### Short exercise
Give the listing again in full, exactly as written.

─── Recorded data

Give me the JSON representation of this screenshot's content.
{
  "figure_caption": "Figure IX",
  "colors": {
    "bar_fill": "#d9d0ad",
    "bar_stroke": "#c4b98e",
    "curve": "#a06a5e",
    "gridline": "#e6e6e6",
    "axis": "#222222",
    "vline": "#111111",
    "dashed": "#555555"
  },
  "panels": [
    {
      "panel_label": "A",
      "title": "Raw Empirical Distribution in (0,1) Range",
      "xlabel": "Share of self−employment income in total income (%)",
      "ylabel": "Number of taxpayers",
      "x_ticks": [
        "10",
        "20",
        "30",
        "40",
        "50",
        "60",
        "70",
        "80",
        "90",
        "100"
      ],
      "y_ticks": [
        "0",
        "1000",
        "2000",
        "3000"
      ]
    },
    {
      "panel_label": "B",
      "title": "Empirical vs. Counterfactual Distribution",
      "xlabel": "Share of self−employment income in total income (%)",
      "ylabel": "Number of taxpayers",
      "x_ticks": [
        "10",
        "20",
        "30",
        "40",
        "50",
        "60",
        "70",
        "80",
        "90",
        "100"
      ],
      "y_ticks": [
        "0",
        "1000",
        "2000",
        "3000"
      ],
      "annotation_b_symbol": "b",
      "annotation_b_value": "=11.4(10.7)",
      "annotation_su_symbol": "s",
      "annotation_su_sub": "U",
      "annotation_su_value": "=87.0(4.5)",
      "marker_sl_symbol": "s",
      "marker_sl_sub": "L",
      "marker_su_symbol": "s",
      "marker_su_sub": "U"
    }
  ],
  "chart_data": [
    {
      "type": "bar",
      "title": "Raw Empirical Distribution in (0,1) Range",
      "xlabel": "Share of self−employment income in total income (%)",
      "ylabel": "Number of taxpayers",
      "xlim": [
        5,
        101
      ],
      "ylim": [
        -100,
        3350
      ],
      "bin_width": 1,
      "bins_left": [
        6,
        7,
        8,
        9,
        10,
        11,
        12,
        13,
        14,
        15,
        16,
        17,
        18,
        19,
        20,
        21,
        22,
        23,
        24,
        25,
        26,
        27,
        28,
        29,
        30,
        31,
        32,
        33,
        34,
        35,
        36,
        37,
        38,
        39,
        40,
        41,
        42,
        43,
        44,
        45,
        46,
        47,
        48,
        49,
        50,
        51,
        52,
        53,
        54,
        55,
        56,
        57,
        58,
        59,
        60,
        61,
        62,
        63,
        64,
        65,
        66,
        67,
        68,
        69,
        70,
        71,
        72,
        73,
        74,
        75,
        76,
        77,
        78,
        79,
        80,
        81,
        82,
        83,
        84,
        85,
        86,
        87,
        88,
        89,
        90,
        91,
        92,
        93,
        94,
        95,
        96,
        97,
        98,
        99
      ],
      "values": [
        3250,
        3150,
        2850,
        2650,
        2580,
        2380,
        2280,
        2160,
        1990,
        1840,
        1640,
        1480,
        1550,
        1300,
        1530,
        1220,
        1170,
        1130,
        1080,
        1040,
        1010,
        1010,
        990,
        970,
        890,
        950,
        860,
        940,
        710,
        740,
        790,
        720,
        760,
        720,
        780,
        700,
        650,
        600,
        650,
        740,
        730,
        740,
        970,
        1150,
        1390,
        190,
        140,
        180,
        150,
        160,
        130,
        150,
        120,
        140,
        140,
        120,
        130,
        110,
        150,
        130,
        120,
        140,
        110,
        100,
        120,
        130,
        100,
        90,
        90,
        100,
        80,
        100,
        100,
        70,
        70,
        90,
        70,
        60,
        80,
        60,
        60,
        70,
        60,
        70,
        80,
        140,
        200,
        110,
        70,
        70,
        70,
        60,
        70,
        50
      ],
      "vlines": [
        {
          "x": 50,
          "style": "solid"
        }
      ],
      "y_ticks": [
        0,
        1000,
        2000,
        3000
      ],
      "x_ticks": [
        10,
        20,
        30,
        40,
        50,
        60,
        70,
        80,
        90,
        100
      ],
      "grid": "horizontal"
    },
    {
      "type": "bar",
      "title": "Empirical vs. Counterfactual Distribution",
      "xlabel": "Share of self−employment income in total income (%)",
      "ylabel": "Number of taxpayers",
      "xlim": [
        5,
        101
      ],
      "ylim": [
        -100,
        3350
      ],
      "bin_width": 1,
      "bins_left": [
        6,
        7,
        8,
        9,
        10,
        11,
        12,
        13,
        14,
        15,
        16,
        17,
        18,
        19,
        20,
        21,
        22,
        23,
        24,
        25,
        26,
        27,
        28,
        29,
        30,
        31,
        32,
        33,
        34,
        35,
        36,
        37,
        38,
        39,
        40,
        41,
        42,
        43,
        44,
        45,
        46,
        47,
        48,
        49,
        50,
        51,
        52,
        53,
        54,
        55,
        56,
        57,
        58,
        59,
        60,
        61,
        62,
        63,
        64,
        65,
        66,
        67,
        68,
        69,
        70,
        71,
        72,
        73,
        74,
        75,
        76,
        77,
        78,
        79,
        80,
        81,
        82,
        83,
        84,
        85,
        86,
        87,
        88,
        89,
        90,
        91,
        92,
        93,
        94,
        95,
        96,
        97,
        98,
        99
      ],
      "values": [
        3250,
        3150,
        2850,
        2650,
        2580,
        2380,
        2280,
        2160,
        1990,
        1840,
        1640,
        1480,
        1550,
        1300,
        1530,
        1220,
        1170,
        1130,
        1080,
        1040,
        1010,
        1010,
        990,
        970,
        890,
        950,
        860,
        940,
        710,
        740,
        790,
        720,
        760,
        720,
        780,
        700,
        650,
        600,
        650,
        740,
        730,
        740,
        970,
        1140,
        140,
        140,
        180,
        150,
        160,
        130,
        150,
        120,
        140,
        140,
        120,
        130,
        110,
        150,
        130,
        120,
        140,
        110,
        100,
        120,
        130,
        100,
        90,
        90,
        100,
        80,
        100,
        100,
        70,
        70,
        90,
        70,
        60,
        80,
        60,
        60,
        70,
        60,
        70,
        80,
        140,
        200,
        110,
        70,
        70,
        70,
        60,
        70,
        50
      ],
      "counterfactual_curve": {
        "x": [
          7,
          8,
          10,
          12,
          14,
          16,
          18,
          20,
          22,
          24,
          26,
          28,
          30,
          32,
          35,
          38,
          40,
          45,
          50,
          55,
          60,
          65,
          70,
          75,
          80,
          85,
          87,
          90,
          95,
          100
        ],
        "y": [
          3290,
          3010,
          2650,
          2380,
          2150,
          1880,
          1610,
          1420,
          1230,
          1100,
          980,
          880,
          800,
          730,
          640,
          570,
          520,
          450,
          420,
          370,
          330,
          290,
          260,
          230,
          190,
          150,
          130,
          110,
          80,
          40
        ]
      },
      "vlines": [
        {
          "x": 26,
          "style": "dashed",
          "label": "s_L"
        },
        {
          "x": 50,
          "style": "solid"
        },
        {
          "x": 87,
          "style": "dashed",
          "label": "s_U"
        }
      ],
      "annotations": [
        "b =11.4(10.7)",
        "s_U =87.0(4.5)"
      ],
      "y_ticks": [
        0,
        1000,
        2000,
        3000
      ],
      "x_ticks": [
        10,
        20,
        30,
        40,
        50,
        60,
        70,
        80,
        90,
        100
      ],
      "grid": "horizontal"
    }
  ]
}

──────

### The output
Give me the JSON representation of this screenshot's content.
{
  "figure_caption": "Figure IX",
  "colors": {
    "bar_fill": "#d9d0ad",
    "bar_stroke": "#c4b98e",
    "curve": "#a06a5e",
    "gridline": "#e6e6e6",
    "axis": "#222222",
    "vline": "#111111",
    "dashed": "#555555"
  },
  "panels": [
    {
      "panel_label": "A",
      "title": "Raw Empirical Distribution in (0,1) Range",
      "xlabel": "Share of self−employment income in total income (%)",
      "ylabel": "Number of taxpayers",
      "x_ticks": [
        "10",
        "20",
        "30",
        "40",
        "50",
        "60",
        "70",
        "80",
        "90",
        "100"
      ],
      "y_ticks": [
        "0",
        "1000",
        "2000",
        "3000"
      ]
    },
    {
      "panel_label": "B",
      "title": "Empirical vs. Counterfactual Distribution",
      "xlabel": "Share of self−employment income in total income (%)",
      "ylabel": "Number of taxpayers",
      "x_ticks": [
        "10",
        "20",
        "30",
        "40",
        "50",
        "60",
        "70",
        "80",
        "90",
        "100"
      ],
      "y_ticks": [
        "0",
        "1000",
        "2000",
        "3000"
      ],
      "annotation_b_symbol": "b",
      "annotation_b_value": "=11.4(10.7)",
      "annotation_su_symbol": "s",
      "annotation_su_sub": "U",
      "annotation_su_value": "=87.0(4.5)",
      "marker_sl_symbol": "s",
      "marker_sl_sub": "L",
      "marker_su_symbol": "s",
      "marker_su_sub": "U"
    }
  ],
  "chart_data": [
    {
      "type": "bar",
      "title": "Raw Empirical Distribution in (0,1) Range",
      "xlabel": "Share of self−employment income in total income (%)",
      "ylabel": "Number of taxpayers",
      "xlim": [
        5,
        101
      ],
      "ylim": [
        -100,
        3350
      ],
      "bin_width": 1,
      "bins_left": [
        6,
        7,
        8,
        9,
        10,
        11,
        12,
        13,
        14,
        15,
        16,
        17,
        18,
        19,
        20,
        21,
        22,
        23,
        24,
        25,
        26,
        27,
        28,
        29,
        30,
        31,
        32,
        33,
        34,
        35,
        36,
        37,
        38,
        39,
        40,
        41,
        42,
        43,
        44,
        45,
        46,
        47,
        48,
        49,
        50,
        51,
        52,
        53,
        54,
        55,
        56,
        57,
        58,
        59,
        60,
        61,
        62,
        63,
        64,
        65,
        66,
        67,
        68,
        69,
        70,
        71,
        72,
        73,
        74,
        75,
        76,
        77,
        78,
        79,
        80,
        81,
        82,
        83,
        84,
        85,
        86,
        87,
        88,
        89,
        90,
        91,
        92,
        93,
        94,
        95,
        96,
        97,
        98,
        99
      ],
      "values": [
        3250,
        3150,
        2850,
        2650,
        2580,
        2380,
        2280,
        2160,
        1990,
        1840,
        1640,
        1480,
        1550,
        1300,
        1530,
        1220,
        1170,
        1130,
        1080,
        1040,
        1010,
        1010,
        990,
        970,
        890,
        950,
        860,
        940,
        710,
        740,
        790,
        720,
        760,
        720,
        780,
        700,
        650,
        600,
        650,
        740,
        730,
        740,
        970,
        1150,
        1390,
        190,
        140,
        180,
        150,
        160,
        130,
        150,
        120,
        140,
        140,
        120,
        130,
        110,
        150,
        130,
        120,
        140,
        110,
        100,
        120,
        130,
        100,
        90,
        90,
        100,
        80,
        100,
        100,
        70,
        70,
        90,
        70,
        60,
        80,
        60,
        60,
        70,
        60,
        70,
        80,
        140,
        200,
        110,
        70,
        70,
        70,
        60,
        70,
        50
      ],
      "vlines": [
        {
          "x": 50,
          "style": "solid"
        }
      ],
      "y_ticks": [
        0,
        1000,
        2000,
        3000
      ],
      "x_ticks": [
        10,
        20,
        30,
        40,
        50,
        60,
        70,
        80,
        90,
        100
      ],
      "grid": "horizontal"
    },
    {
      "type": "bar",
      "title": "Empirical vs. Counterfactual Distribution",
      "xlabel": "Share of self−employment income in total income (%)",
      "ylabel": "Number of taxpayers",
      "xlim": [
        5,
        101
      ],
      "ylim": [
        -100,
        3350
      ],
      "bin_width": 1,
      "bins_left": [
        6,
        7,
        8,
        9,
        10,
        11,
        12,
        13,
        14,
        15,
        16,
        17,
        18,
        19,
        20,
        21,
        22,
        23,
        24,
        25,
        26,
        27,
        28,
        29,
        30,
        31,
        32,
        33,
        34,
        35,
        36,
        37,
        38,
        39,
        40,
        41,
        42,
        43,
        44,
        45,
        46,
        47,
        48,
        49,
        50,
        51,
        52,
        53,
        54,
        55,
        56,
        57,
        58,
        59,
        60,
        61,
        62,
        63,
        64,
        65,
        66,
        67,
        68,
        69,
        70,
        71,
        72,
        73,
        74,
        75,
        76,
        77,
        78,
        79,
        80,
        81,
        82,
        83,
        84,
        85,
        86,
        87,
        88,
        89,
        90,
        91,
        92,
        93,
        94,
        95,
        96,
        97,
        98,
        99
      ],
      "values": [
        3250,
        3150,
        2850,
        2650,
        2580,
        2380,
        2280,
        2160,
        1990,
        1840,
        1640,
        1480,
        1550,
        1300,
        1530,
        1220,
        1170,
        1130,
        1080,
        1040,
        1010,
        1010,
        990,
        970,
        890,
        950,
        860,
        940,
        710,
        740,
        790,
        720,
        760,
        720,
        780,
        700,
        650,
        600,
        650,
        740,
        730,
        740,
        970,
        1140,
        140,
        140,
        180,
        150,
        160,
        130,
        150,
        120,
        140,
        140,
        120,
        130,
        110,
        150,
        130,
        120,
        140,
        110,
        100,
        120,
        130,
        100,
        90,
        90,
        100,
        80,
        100,
        100,
        70,
        70,
        90,
        70,
        60,
        80,
        60,
        60,
        70,
        60,
        70,
        80,
        140,
        200,
        110,
        70,
        70,
        70,
        60,
        70,
        50
      ],
      "counterfactual_curve": {
        "x": [
          7,
          8,
          10,
          12,
          14,
          16,
          18,
          20,
          22,
          24,
          26,
          28,
          30,
          32,
          35,
          38,
          40,
          45,
          50,
          55,
          60,
          65,
          70,
          75,
          80,
          85,
          87,
          90,
          95,
          100
        ],
        "y": [
          3290,
          3010,
          2650,
          2380,
          2150,
          1880,
          1610,
          1420,
          1230,
          1100,
          980,
          880,
          800,
          730,
          640,
          570,
          520,
          450,
          420,
          370,
          330,
          290,
          260,
          230,
          190,
          150,
          130,
          110,
          80,
          40
        ]
      },
      "vlines": [
        {
          "x": 26,
          "style": "dashed",
          "label": "s_L"
        },
        {
          "x": 50,
          "style": "solid"
        },
        {
          "x": 87,
          "style": "dashed",
          "label": "s_U"
        }
      ],
      "annotations": [
        "b =11.4(10.7)",
        "s_U =87.0(4.5)"
      ],
      "y_ticks": [
        0,
        1000,
        2000,
        3000
      ],
      "x_ticks": [
        10,
        20,
        30,
        40,
        50,
        60,
        70,
        80,
        90,
        100
      ],
      "grid": "horizontal"
    }
  ]
}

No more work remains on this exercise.